Material for the task

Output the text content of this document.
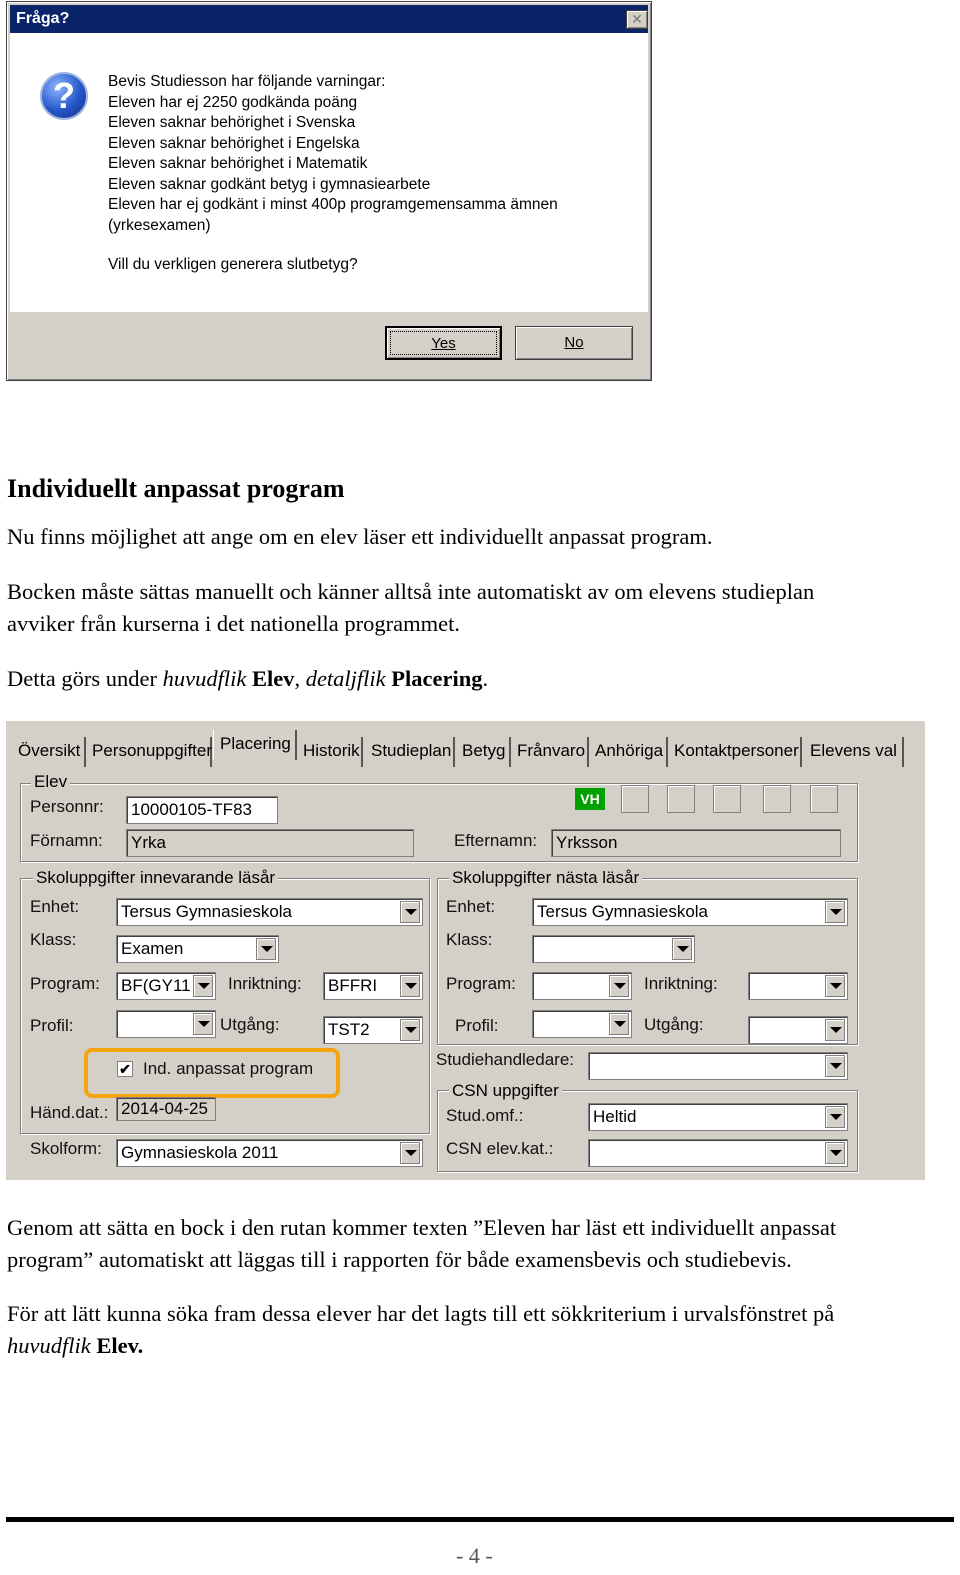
Fråga?	✕
?	Bevis Studiesson har följande varningar:
Eleven har ej 2250 godkända poäng
Eleven saknar behörighet i Svenska
Eleven saknar behörighet i Engelska
Eleven saknar behörighet i Matematik
Eleven saknar godkänt betyg i gymnasiearbete
Eleven har ej godkänt i minst 400p programgemensamma ämnen
(yrkesexamen)
Vill du verkligen generera slutbetyg?
Yes	No
Individuellt anpassat program
Nu finns möjlighet att ange om en elev läser ett individuellt anpassat program.
Bocken måste sättas manuellt och känner alltså inte automatiskt av om elevens studieplan
avviker från kurserna i det nationella programmet.
Detta görs under huvudflik Elev, detaljflik Placering.
Översikt Personuppgifter Placering Historik Studieplan Betyg Frånvaro Anhöriga Kontaktpersoner Elevens val
Elev
Personnr: 10000105-TF83
Förnamn: Yrka	Efternamn: Yrksson
VH
Skoluppgifter innevarande läsår
Enhet: Tersus Gymnasieskola
Klass:	Examen
Program: BF(GY11	Inriktning: BFFRI
Profil:	Utgång:	TST2
✔ Ind. anpassat program
Händ.dat.: 2014-04-25
Skolform: Gymnasieskola 2011
Skoluppgifter nästa läsår
Enhet: Tersus Gymnasieskola
Klass:
Program:	Inriktning:
Profil:	Utgång:
Studiehandledare:
CSN uppgifter
Stud.omf.:	Heltid
CSN elev.kat.:
Genom att sätta en bock i den rutan kommer texten ”Eleven har läst ett individuellt anpassat
program” automatiskt att läggas till i rapporten för både examensbevis och studiebevis.
För att lätt kunna söka fram dessa elever har det lagts till ett sökkriterium i urvalsfönstret på
huvudflik Elev.
- 4 -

The problem
All lines above that contain "Placering" are required in the answer.

Result of this task
Detta görs under huvudflik Elev, detaljflik Placering.
Översikt Personuppgifter Placering Historik Studieplan Betyg Frånvaro Anhöriga Kontaktpersoner Elevens val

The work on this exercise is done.